Your task
Reproduce the listing below character for character; drop every image.

Exercise material
#####
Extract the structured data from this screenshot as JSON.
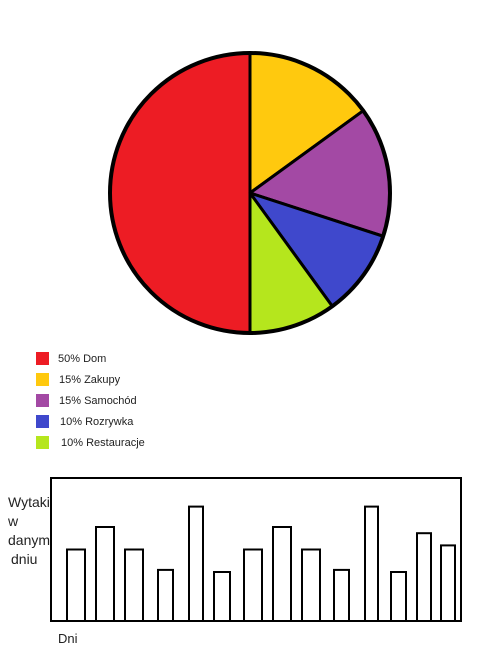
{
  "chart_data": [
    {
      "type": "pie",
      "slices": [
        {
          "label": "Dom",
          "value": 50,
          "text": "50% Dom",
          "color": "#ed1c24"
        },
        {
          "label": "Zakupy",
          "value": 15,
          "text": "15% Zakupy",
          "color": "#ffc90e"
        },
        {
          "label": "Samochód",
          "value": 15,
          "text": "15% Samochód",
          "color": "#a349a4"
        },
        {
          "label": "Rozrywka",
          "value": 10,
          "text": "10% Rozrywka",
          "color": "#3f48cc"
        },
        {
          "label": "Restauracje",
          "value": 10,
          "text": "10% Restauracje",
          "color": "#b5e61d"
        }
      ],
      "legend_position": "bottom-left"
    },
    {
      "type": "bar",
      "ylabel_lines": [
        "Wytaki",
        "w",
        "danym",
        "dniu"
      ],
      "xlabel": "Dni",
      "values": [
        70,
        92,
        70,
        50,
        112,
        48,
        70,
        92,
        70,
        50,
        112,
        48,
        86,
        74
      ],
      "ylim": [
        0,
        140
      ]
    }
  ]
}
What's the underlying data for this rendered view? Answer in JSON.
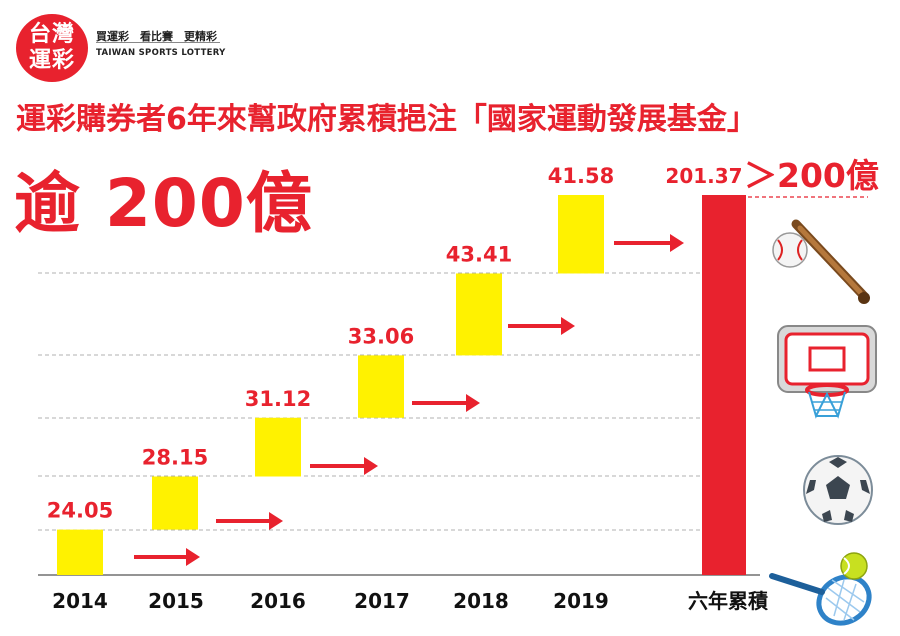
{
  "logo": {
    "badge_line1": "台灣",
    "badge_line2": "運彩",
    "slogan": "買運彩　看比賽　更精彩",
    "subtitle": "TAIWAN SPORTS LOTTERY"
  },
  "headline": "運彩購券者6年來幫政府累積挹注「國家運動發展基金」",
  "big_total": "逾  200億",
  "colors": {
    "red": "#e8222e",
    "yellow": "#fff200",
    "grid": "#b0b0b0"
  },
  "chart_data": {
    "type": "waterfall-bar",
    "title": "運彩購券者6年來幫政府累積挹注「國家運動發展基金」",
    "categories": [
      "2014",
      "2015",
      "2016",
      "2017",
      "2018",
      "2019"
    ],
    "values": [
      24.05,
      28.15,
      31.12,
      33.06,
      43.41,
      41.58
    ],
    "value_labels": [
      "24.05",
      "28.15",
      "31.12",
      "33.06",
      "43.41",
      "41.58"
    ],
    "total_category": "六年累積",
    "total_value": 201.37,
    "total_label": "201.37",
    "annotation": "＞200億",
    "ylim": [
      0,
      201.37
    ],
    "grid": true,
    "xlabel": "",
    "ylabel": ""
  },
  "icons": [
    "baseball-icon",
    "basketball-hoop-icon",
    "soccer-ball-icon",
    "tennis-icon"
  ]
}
#####
Solved exercise
Extract the structured data from this screenshot as JSON.
{
  "chart_data": [
    {
      "type": "pie",
      "slices": [
        {
          "label": "Dom",
          "value": 50,
          "text": "50% Dom",
          "color": "#ed1c24"
        },
        {
          "label": "Zakupy",
          "value": 15,
          "text": "15% Zakupy",
          "color": "#ffc90e"
        },
        {
          "label": "Samochód",
          "value": 15,
          "text": "15% Samochód",
          "color": "#a349a4"
        },
        {
          "label": "Rozrywka",
          "value": 10,
          "text": "10% Rozrywka",
          "color": "#3f48cc"
        },
        {
          "label": "Restauracje",
          "value": 10,
          "text": "10% Restauracje",
          "color": "#b5e61d"
        }
      ],
      "legend_position": "bottom-left"
    },
    {
      "type": "bar",
      "ylabel_lines": [
        "Wytaki",
        "w",
        "danym",
        "dniu"
      ],
      "xlabel": "Dni",
      "values": [
        70,
        92,
        70,
        50,
        112,
        48,
        70,
        92,
        70,
        50,
        112,
        48,
        86,
        74
      ],
      "ylim": [
        0,
        140
      ]
    }
  ]
}
What's the underlying data for this rendered view? Answer in JSON.
{
  "logo": {
    "badge_line1": "台灣",
    "badge_line2": "運彩",
    "slogan": "買運彩　看比賽　更精彩",
    "subtitle": "TAIWAN SPORTS LOTTERY"
  },
  "headline": "運彩購券者6年來幫政府累積挹注「國家運動發展基金」",
  "big_total": "逾  200億",
  "colors": {
    "red": "#e8222e",
    "yellow": "#fff200",
    "grid": "#b0b0b0"
  },
  "chart_data": {
    "type": "waterfall-bar",
    "title": "運彩購券者6年來幫政府累積挹注「國家運動發展基金」",
    "categories": [
      "2014",
      "2015",
      "2016",
      "2017",
      "2018",
      "2019"
    ],
    "values": [
      24.05,
      28.15,
      31.12,
      33.06,
      43.41,
      41.58
    ],
    "value_labels": [
      "24.05",
      "28.15",
      "31.12",
      "33.06",
      "43.41",
      "41.58"
    ],
    "total_category": "六年累積",
    "total_value": 201.37,
    "total_label": "201.37",
    "annotation": "＞200億",
    "ylim": [
      0,
      201.37
    ],
    "grid": true,
    "xlabel": "",
    "ylabel": ""
  },
  "icons": [
    "baseball-icon",
    "basketball-hoop-icon",
    "soccer-ball-icon",
    "tennis-icon"
  ]
}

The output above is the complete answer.